**What is being asked:** Transcribe each line of the material as it is, and drop any picture.

BEGIN Supplied data

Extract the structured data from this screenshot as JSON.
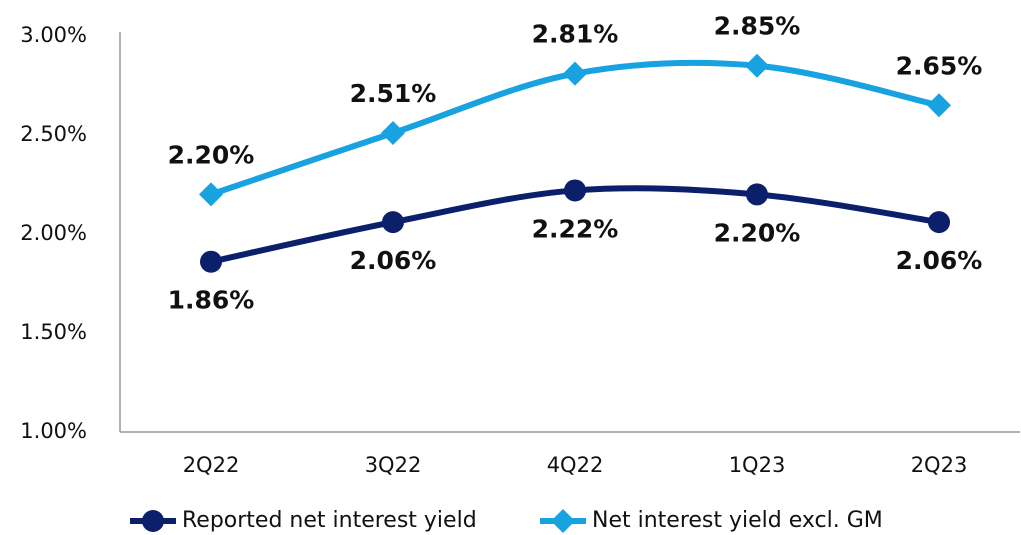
{
  "chart_data": {
    "type": "line",
    "categories": [
      "2Q22",
      "3Q22",
      "4Q22",
      "1Q23",
      "2Q23"
    ],
    "series": [
      {
        "name": "Reported net interest yield",
        "color": "#0b1f6b",
        "marker": "circle",
        "values": [
          1.86,
          2.06,
          2.22,
          2.2,
          2.06
        ],
        "value_labels": [
          "1.86%",
          "2.06%",
          "2.22%",
          "2.20%",
          "2.06%"
        ]
      },
      {
        "name": "Net interest yield excl. GM",
        "color": "#18a3e0",
        "marker": "diamond",
        "values": [
          2.2,
          2.51,
          2.81,
          2.85,
          2.65
        ],
        "value_labels": [
          "2.20%",
          "2.51%",
          "2.81%",
          "2.85%",
          "2.65%"
        ]
      }
    ],
    "ylim": [
      1,
      3
    ],
    "yticks": [
      {
        "value": 1,
        "label": "1.00%"
      },
      {
        "value": 1.5,
        "label": "1.50%"
      },
      {
        "value": 2,
        "label": "2.00%"
      },
      {
        "value": 2.5,
        "label": "2.50%"
      },
      {
        "value": 3,
        "label": "3.00%"
      }
    ],
    "grid": false,
    "legend": "bottom"
  }
}
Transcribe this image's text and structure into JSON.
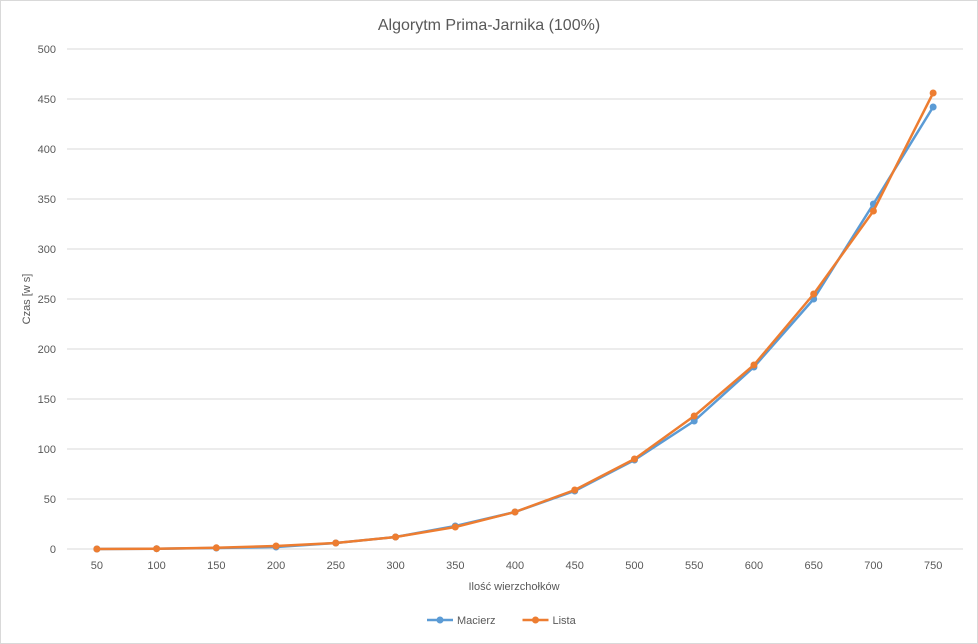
{
  "chart_data": {
    "type": "line",
    "title": "Algorytm Prima-Jarnika (100%)",
    "xlabel": "Ilość wierzchołków",
    "ylabel": "Czas [w s]",
    "categories": [
      "50",
      "100",
      "150",
      "200",
      "250",
      "300",
      "350",
      "400",
      "450",
      "500",
      "550",
      "600",
      "650",
      "700",
      "750"
    ],
    "ylim": [
      0,
      500
    ],
    "yticks": [
      0,
      50,
      100,
      150,
      200,
      250,
      300,
      350,
      400,
      450,
      500
    ],
    "grid": true,
    "legend_position": "bottom",
    "series": [
      {
        "name": "Macierz",
        "color": "#5b9bd5",
        "values": [
          0,
          0.3,
          1,
          2,
          6,
          12,
          23,
          37,
          58,
          89,
          128,
          182,
          250,
          345,
          442
        ]
      },
      {
        "name": "Lista",
        "color": "#ed7d31",
        "values": [
          0,
          0.3,
          1.2,
          3,
          6,
          12,
          22,
          37,
          59,
          90,
          133,
          184,
          255,
          338,
          456
        ]
      }
    ]
  }
}
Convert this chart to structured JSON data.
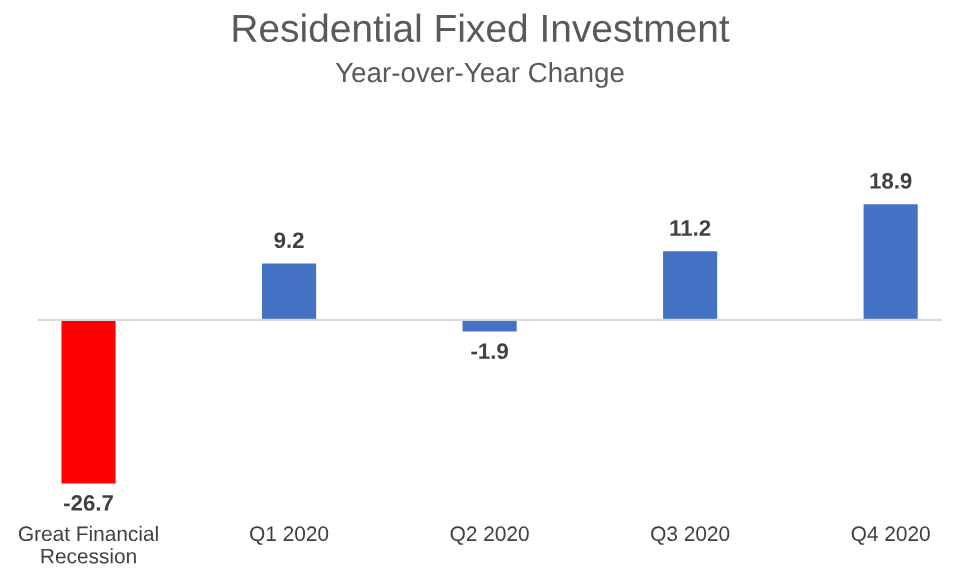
{
  "chart_data": {
    "type": "bar",
    "title": "Residential Fixed Investment",
    "subtitle": "Year-over-Year Change",
    "categories": [
      "Great Financial\nRecession",
      "Q1 2020",
      "Q2 2020",
      "Q3 2020",
      "Q4 2020"
    ],
    "values": [
      -26.7,
      9.2,
      -1.9,
      11.2,
      18.9
    ],
    "colors": [
      "#ff0000",
      "#4472c4",
      "#4472c4",
      "#4472c4",
      "#4472c4"
    ],
    "data_labels": true,
    "grid": false,
    "legend": false
  }
}
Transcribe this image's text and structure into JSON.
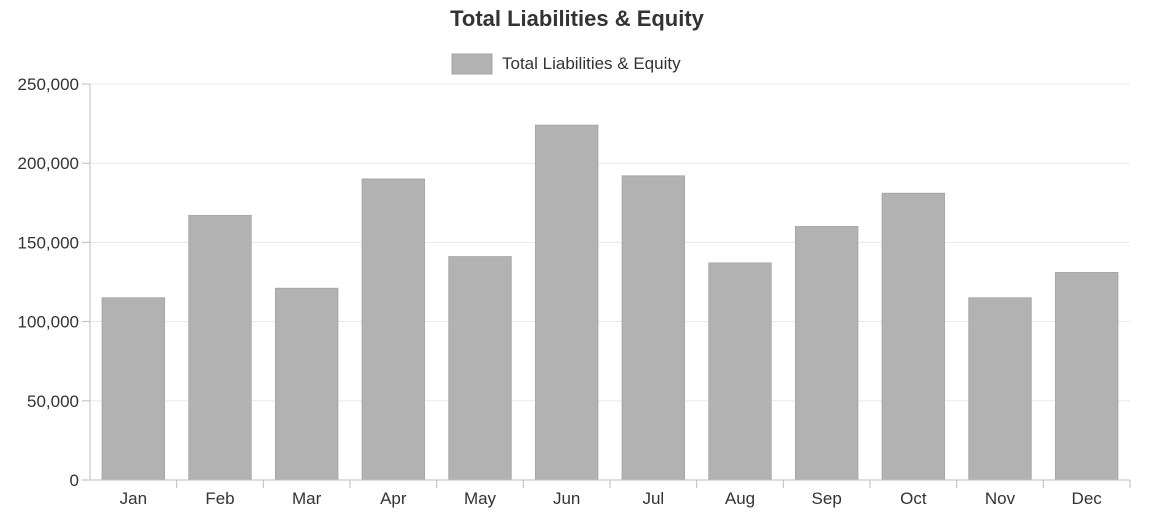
{
  "chart_data": {
    "type": "bar",
    "title": "Total Liabilities & Equity",
    "xlabel": "",
    "ylabel": "",
    "categories": [
      "Jan",
      "Feb",
      "Mar",
      "Apr",
      "May",
      "Jun",
      "Jul",
      "Aug",
      "Sep",
      "Oct",
      "Nov",
      "Dec"
    ],
    "series": [
      {
        "name": "Total Liabilities & Equity",
        "color": "#b3b2b3",
        "values": [
          115000,
          167000,
          121000,
          190000,
          141000,
          224000,
          192000,
          137000,
          160000,
          181000,
          115000,
          131000
        ]
      }
    ],
    "ylim": [
      0,
      250000
    ],
    "yticks": [
      0,
      50000,
      100000,
      150000,
      200000,
      250000
    ],
    "ytick_labels": [
      "0",
      "50,000",
      "100,000",
      "150,000",
      "200,000",
      "250,000"
    ],
    "grid": true,
    "legend_position": "top-center"
  }
}
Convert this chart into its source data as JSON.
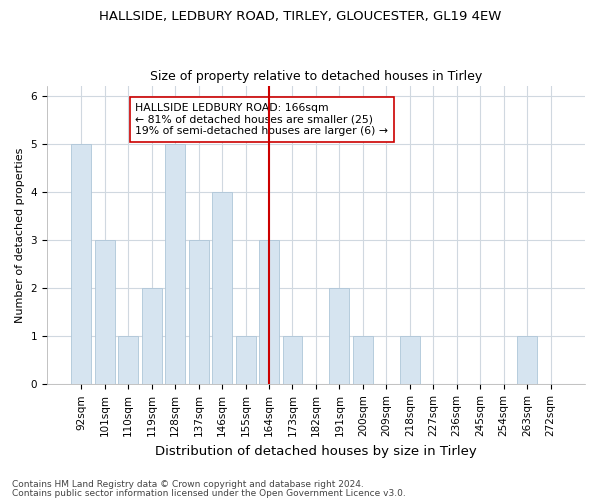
{
  "title": "HALLSIDE, LEDBURY ROAD, TIRLEY, GLOUCESTER, GL19 4EW",
  "subtitle": "Size of property relative to detached houses in Tirley",
  "xlabel": "Distribution of detached houses by size in Tirley",
  "ylabel": "Number of detached properties",
  "footer1": "Contains HM Land Registry data © Crown copyright and database right 2024.",
  "footer2": "Contains public sector information licensed under the Open Government Licence v3.0.",
  "categories": [
    "92sqm",
    "101sqm",
    "110sqm",
    "119sqm",
    "128sqm",
    "137sqm",
    "146sqm",
    "155sqm",
    "164sqm",
    "173sqm",
    "182sqm",
    "191sqm",
    "200sqm",
    "209sqm",
    "218sqm",
    "227sqm",
    "236sqm",
    "245sqm",
    "254sqm",
    "263sqm",
    "272sqm"
  ],
  "values": [
    5,
    3,
    1,
    2,
    5,
    3,
    4,
    1,
    3,
    1,
    0,
    2,
    1,
    0,
    1,
    0,
    0,
    0,
    0,
    1,
    0
  ],
  "bar_color": "#d6e4f0",
  "bar_edge_color": "#aec6d8",
  "vline_x_index": 8,
  "vline_color": "#cc0000",
  "annotation_text": "HALLSIDE LEDBURY ROAD: 166sqm\n← 81% of detached houses are smaller (25)\n19% of semi-detached houses are larger (6) →",
  "annotation_box_color": "#ffffff",
  "annotation_box_edge": "#cc0000",
  "ylim": [
    0,
    6.2
  ],
  "yticks": [
    0,
    1,
    2,
    3,
    4,
    5,
    6
  ],
  "background_color": "#ffffff",
  "plot_bg_color": "#ffffff",
  "title_fontsize": 9.5,
  "subtitle_fontsize": 9,
  "xlabel_fontsize": 9.5,
  "ylabel_fontsize": 8,
  "tick_fontsize": 7.5,
  "footer_fontsize": 6.5,
  "grid_color": "#d0d8e0"
}
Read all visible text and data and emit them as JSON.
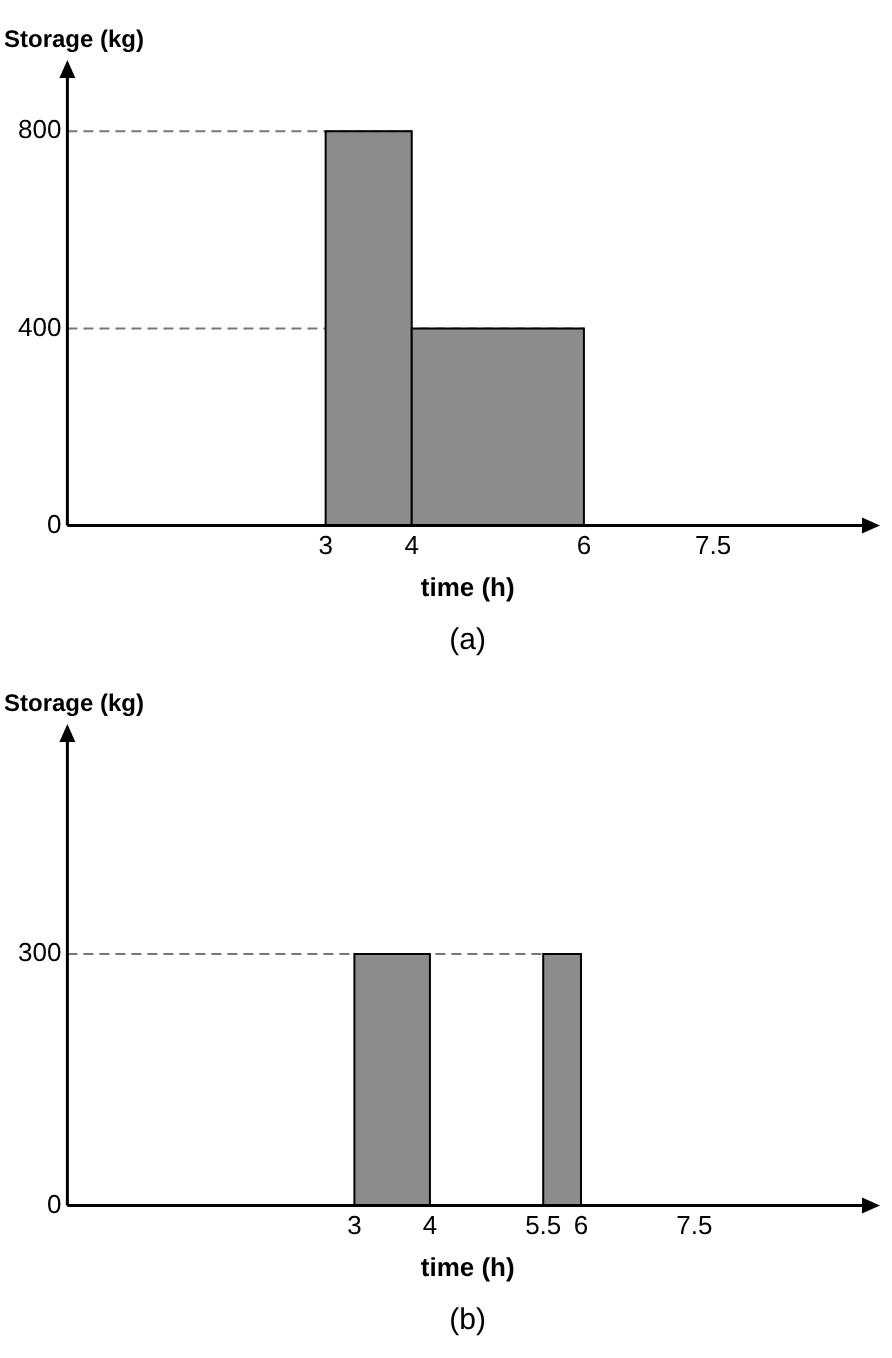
{
  "chart_data": [
    {
      "type": "histogram",
      "ylabel": "Storage (kg)",
      "xlabel": "time (h)",
      "bins": [
        3,
        4,
        6
      ],
      "values": [
        800,
        400
      ],
      "color": "#8c8c8c",
      "xlim": [
        0,
        9.3
      ],
      "xticks": [
        3,
        4,
        6,
        7.5
      ],
      "ylim": [
        0,
        920
      ],
      "yticks": [
        0,
        400,
        800
      ],
      "grid": false,
      "ref_lines": [
        {
          "axis": "y",
          "value": 800,
          "line_style": "dashed",
          "color": "#777777"
        },
        {
          "axis": "y",
          "value": 400,
          "line_style": "dashed",
          "color": "#777777"
        }
      ],
      "annotations": [
        "(a)"
      ]
    },
    {
      "type": "histogram",
      "ylabel": "Storage (kg)",
      "xlabel": "time (h)",
      "bins": [
        3,
        4,
        5.5,
        6
      ],
      "values": [
        300,
        0,
        300
      ],
      "color": "#8c8c8c",
      "xlim": [
        -0.8,
        9.8
      ],
      "xticks": [
        3,
        4,
        5.5,
        6,
        7.5
      ],
      "ylim": [
        0,
        560
      ],
      "yticks": [
        0,
        300
      ],
      "grid": false,
      "ref_lines": [
        {
          "axis": "y",
          "value": 300,
          "line_style": "dashed",
          "color": "#777777"
        }
      ],
      "annotations": [
        "(b)"
      ]
    }
  ]
}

END Supplied data

**Task solution:**
Extract the structured data from this screenshot as JSON.
{
  "chart_data": {
    "type": "line",
    "categories": [
      "2Q22",
      "3Q22",
      "4Q22",
      "1Q23",
      "2Q23"
    ],
    "series": [
      {
        "name": "Reported net interest yield",
        "color": "#0b1f6b",
        "marker": "circle",
        "values": [
          1.86,
          2.06,
          2.22,
          2.2,
          2.06
        ],
        "value_labels": [
          "1.86%",
          "2.06%",
          "2.22%",
          "2.20%",
          "2.06%"
        ]
      },
      {
        "name": "Net interest yield excl. GM",
        "color": "#18a3e0",
        "marker": "diamond",
        "values": [
          2.2,
          2.51,
          2.81,
          2.85,
          2.65
        ],
        "value_labels": [
          "2.20%",
          "2.51%",
          "2.81%",
          "2.85%",
          "2.65%"
        ]
      }
    ],
    "ylim": [
      1,
      3
    ],
    "yticks": [
      {
        "value": 1,
        "label": "1.00%"
      },
      {
        "value": 1.5,
        "label": "1.50%"
      },
      {
        "value": 2,
        "label": "2.00%"
      },
      {
        "value": 2.5,
        "label": "2.50%"
      },
      {
        "value": 3,
        "label": "3.00%"
      }
    ],
    "grid": false,
    "legend": "bottom"
  }
}
Transcribe this image's text and structure into JSON.
{
  "chart_data": {
    "type": "line",
    "title": "Algorytm Prima-Jarnika (100%)",
    "xlabel": "Ilość wierzchołków",
    "ylabel": "Czas [w s]",
    "categories": [
      "50",
      "100",
      "150",
      "200",
      "250",
      "300",
      "350",
      "400",
      "450",
      "500",
      "550",
      "600",
      "650",
      "700",
      "750"
    ],
    "ylim": [
      0,
      500
    ],
    "yticks": [
      0,
      50,
      100,
      150,
      200,
      250,
      300,
      350,
      400,
      450,
      500
    ],
    "grid": true,
    "legend_position": "bottom",
    "series": [
      {
        "name": "Macierz",
        "color": "#5b9bd5",
        "values": [
          0,
          0.3,
          1,
          2,
          6,
          12,
          23,
          37,
          58,
          89,
          128,
          182,
          250,
          345,
          442
        ]
      },
      {
        "name": "Lista",
        "color": "#ed7d31",
        "values": [
          0,
          0.3,
          1.2,
          3,
          6,
          12,
          22,
          37,
          59,
          90,
          133,
          184,
          255,
          338,
          456
        ]
      }
    ]
  }
}
Convert this chart to structured JSON data.
{
  "chart_data": {
    "type": "bar",
    "title": "Residential Fixed Investment",
    "subtitle": "Year-over-Year Change",
    "categories": [
      "Great Financial\nRecession",
      "Q1 2020",
      "Q2 2020",
      "Q3 2020",
      "Q4 2020"
    ],
    "values": [
      -26.7,
      9.2,
      -1.9,
      11.2,
      18.9
    ],
    "colors": [
      "#ff0000",
      "#4472c4",
      "#4472c4",
      "#4472c4",
      "#4472c4"
    ],
    "data_labels": true,
    "grid": false,
    "legend": false
  }
}
Transcribe this image's text and structure into JSON.
{
  "chart_data": {
    "type": "bar",
    "title": "Total Liabilities & Equity",
    "xlabel": "",
    "ylabel": "",
    "categories": [
      "Jan",
      "Feb",
      "Mar",
      "Apr",
      "May",
      "Jun",
      "Jul",
      "Aug",
      "Sep",
      "Oct",
      "Nov",
      "Dec"
    ],
    "series": [
      {
        "name": "Total Liabilities & Equity",
        "color": "#b3b2b3",
        "values": [
          115000,
          167000,
          121000,
          190000,
          141000,
          224000,
          192000,
          137000,
          160000,
          181000,
          115000,
          131000
        ]
      }
    ],
    "ylim": [
      0,
      250000
    ],
    "yticks": [
      0,
      50000,
      100000,
      150000,
      200000,
      250000
    ],
    "ytick_labels": [
      "0",
      "50,000",
      "100,000",
      "150,000",
      "200,000",
      "250,000"
    ],
    "grid": true,
    "legend_position": "top-center"
  }
}
Convert this chart into its source data as JSON.
{
  "title": "HALLSIDE, LEDBURY ROAD, TIRLEY, GLOUCESTER, GL19 4EW",
  "subtitle": "Size of property relative to detached houses in Tirley",
  "xlabel": "Distribution of detached houses by size in Tirley",
  "ylabel": "Number of detached properties",
  "footer1": "Contains HM Land Registry data © Crown copyright and database right 2024.",
  "footer2": "Contains public sector information licensed under the Open Government Licence v3.0.",
  "categories": [
    "92sqm",
    "101sqm",
    "110sqm",
    "119sqm",
    "128sqm",
    "137sqm",
    "146sqm",
    "155sqm",
    "164sqm",
    "173sqm",
    "182sqm",
    "191sqm",
    "200sqm",
    "209sqm",
    "218sqm",
    "227sqm",
    "236sqm",
    "245sqm",
    "254sqm",
    "263sqm",
    "272sqm"
  ],
  "values": [
    5,
    3,
    1,
    2,
    5,
    3,
    4,
    1,
    3,
    1,
    0,
    2,
    1,
    0,
    1,
    0,
    0,
    0,
    0,
    1,
    0
  ],
  "bar_color": "#d6e4f0",
  "bar_edge_color": "#aec6d8",
  "vline_x_index": 8,
  "vline_color": "#cc0000",
  "annotation_text": "HALLSIDE LEDBURY ROAD: 166sqm\n← 81% of detached houses are smaller (25)\n19% of semi-detached houses are larger (6) →",
  "annotation_box_color": "#ffffff",
  "annotation_box_edge": "#cc0000",
  "ylim": [
    0,
    6.2
  ],
  "yticks": [
    0,
    1,
    2,
    3,
    4,
    5,
    6
  ],
  "background_color": "#ffffff",
  "plot_bg_color": "#ffffff",
  "title_fontsize": 9.5,
  "subtitle_fontsize": 9,
  "xlabel_fontsize": 9.5,
  "ylabel_fontsize": 8,
  "tick_fontsize": 7.5,
  "footer_fontsize": 6.5,
  "grid_color": "#d0d8e0"
}
Read all visible text and data and emit them as JSON.
{
  "chart_data": [
    {
      "type": "histogram",
      "ylabel": "Storage (kg)",
      "xlabel": "time (h)",
      "bins": [
        3,
        4,
        6
      ],
      "values": [
        800,
        400
      ],
      "color": "#8c8c8c",
      "xlim": [
        0,
        9.3
      ],
      "xticks": [
        3,
        4,
        6,
        7.5
      ],
      "ylim": [
        0,
        920
      ],
      "yticks": [
        0,
        400,
        800
      ],
      "grid": false,
      "ref_lines": [
        {
          "axis": "y",
          "value": 800,
          "line_style": "dashed",
          "color": "#777777"
        },
        {
          "axis": "y",
          "value": 400,
          "line_style": "dashed",
          "color": "#777777"
        }
      ],
      "annotations": [
        "(a)"
      ]
    },
    {
      "type": "histogram",
      "ylabel": "Storage (kg)",
      "xlabel": "time (h)",
      "bins": [
        3,
        4,
        5.5,
        6
      ],
      "values": [
        300,
        0,
        300
      ],
      "color": "#8c8c8c",
      "xlim": [
        -0.8,
        9.8
      ],
      "xticks": [
        3,
        4,
        5.5,
        6,
        7.5
      ],
      "ylim": [
        0,
        560
      ],
      "yticks": [
        0,
        300
      ],
      "grid": false,
      "ref_lines": [
        {
          "axis": "y",
          "value": 300,
          "line_style": "dashed",
          "color": "#777777"
        }
      ],
      "annotations": [
        "(b)"
      ]
    }
  ]
}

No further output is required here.